__MATERIAL SHOWN__:

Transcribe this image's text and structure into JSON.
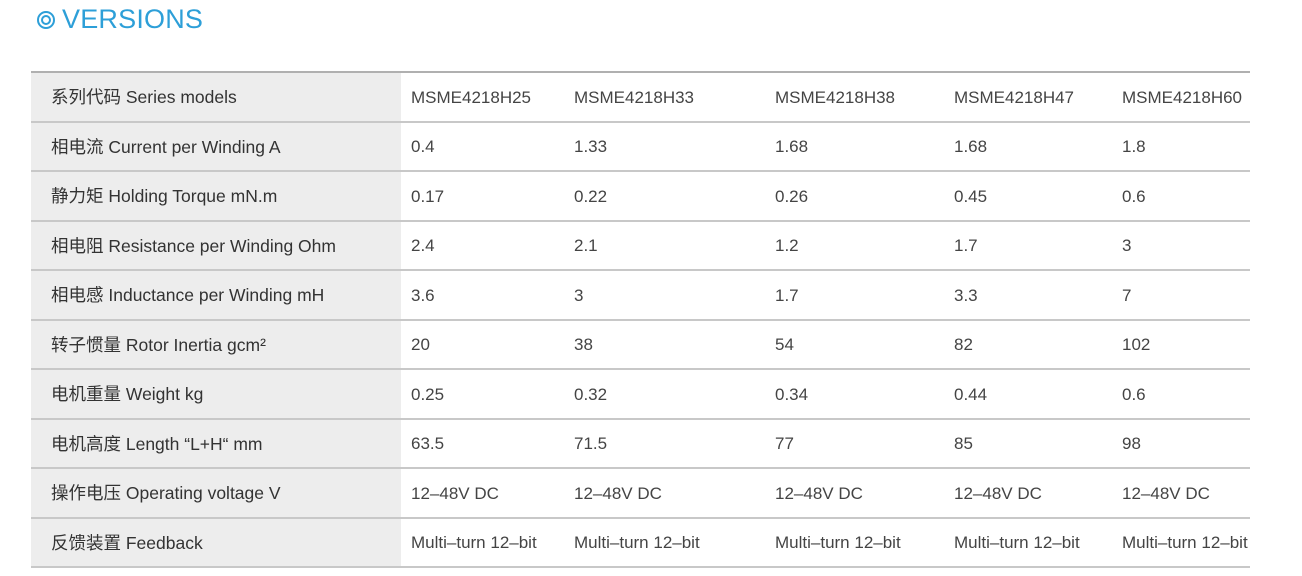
{
  "title": "VERSIONS",
  "colors": {
    "accent": "#2d9fd8",
    "label_bg": "#ededed",
    "rule": "#c8c8c8"
  },
  "table": {
    "rows": [
      {
        "label": "系列代码 Series models",
        "values": [
          "MSME4218H25",
          "MSME4218H33",
          "MSME4218H38",
          "MSME4218H47",
          "MSME4218H60"
        ]
      },
      {
        "label": "相电流 Current per Winding A",
        "values": [
          "0.4",
          "1.33",
          "1.68",
          "1.68",
          "1.8"
        ]
      },
      {
        "label": "静力矩 Holding Torque mN.m",
        "values": [
          "0.17",
          "0.22",
          "0.26",
          "0.45",
          "0.6"
        ]
      },
      {
        "label": "相电阻 Resistance per Winding  Ohm",
        "values": [
          "2.4",
          "2.1",
          "1.2",
          "1.7",
          "3"
        ]
      },
      {
        "label": "相电感 Inductance per Winding  mH",
        "values": [
          "3.6",
          "3",
          "1.7",
          "3.3",
          "7"
        ]
      },
      {
        "label": "转子惯量 Rotor Inertia  gcm²",
        "values": [
          "20",
          "38",
          "54",
          "82",
          "102"
        ]
      },
      {
        "label": "电机重量 Weight kg",
        "values": [
          "0.25",
          "0.32",
          "0.34",
          "0.44",
          "0.6"
        ]
      },
      {
        "label": "电机高度 Length “L+H“  mm",
        "values": [
          "63.5",
          "71.5",
          "77",
          "85",
          "98"
        ]
      },
      {
        "label": "操作电压 Operating voltage V",
        "values": [
          "12–48V DC",
          "12–48V DC",
          "12–48V DC",
          "12–48V DC",
          "12–48V DC"
        ]
      },
      {
        "label": "反馈装置 Feedback",
        "values": [
          "Multi–turn 12–bit",
          "Multi–turn 12–bit",
          "Multi–turn 12–bit",
          "Multi–turn 12–bit",
          "Multi–turn 12–bit"
        ]
      }
    ]
  }
}
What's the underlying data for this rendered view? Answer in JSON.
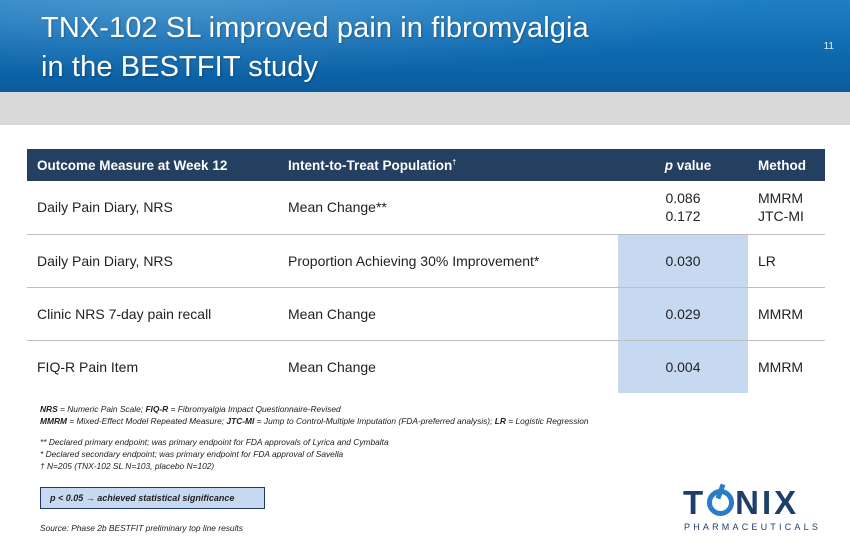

__REQUIRED TASK__:
Your copy of the data above should match it exactly, except that pictures are left out.

__EXERCISE OUTPUT__:
Transcribe this image's text and structure into JSON.
{
  "title": "VERSIONS",
  "colors": {
    "accent": "#2d9fd8",
    "label_bg": "#ededed",
    "rule": "#c8c8c8"
  },
  "table": {
    "rows": [
      {
        "label": "系列代码 Series models",
        "values": [
          "MSME4218H25",
          "MSME4218H33",
          "MSME4218H38",
          "MSME4218H47",
          "MSME4218H60"
        ]
      },
      {
        "label": "相电流 Current per Winding A",
        "values": [
          "0.4",
          "1.33",
          "1.68",
          "1.68",
          "1.8"
        ]
      },
      {
        "label": "静力矩 Holding Torque mN.m",
        "values": [
          "0.17",
          "0.22",
          "0.26",
          "0.45",
          "0.6"
        ]
      },
      {
        "label": "相电阻 Resistance per Winding  Ohm",
        "values": [
          "2.4",
          "2.1",
          "1.2",
          "1.7",
          "3"
        ]
      },
      {
        "label": "相电感 Inductance per Winding  mH",
        "values": [
          "3.6",
          "3",
          "1.7",
          "3.3",
          "7"
        ]
      },
      {
        "label": "转子惯量 Rotor Inertia  gcm²",
        "values": [
          "20",
          "38",
          "54",
          "82",
          "102"
        ]
      },
      {
        "label": "电机重量 Weight kg",
        "values": [
          "0.25",
          "0.32",
          "0.34",
          "0.44",
          "0.6"
        ]
      },
      {
        "label": "电机高度 Length “L+H“  mm",
        "values": [
          "63.5",
          "71.5",
          "77",
          "85",
          "98"
        ]
      },
      {
        "label": "操作电压 Operating voltage V",
        "values": [
          "12–48V DC",
          "12–48V DC",
          "12–48V DC",
          "12–48V DC",
          "12–48V DC"
        ]
      },
      {
        "label": "反馈装置 Feedback",
        "values": [
          "Multi–turn 12–bit",
          "Multi–turn 12–bit",
          "Multi–turn 12–bit",
          "Multi–turn 12–bit",
          "Multi–turn 12–bit"
        ]
      }
    ]
  }
}
What's the underlying data for this rendered view? Answer in JSON.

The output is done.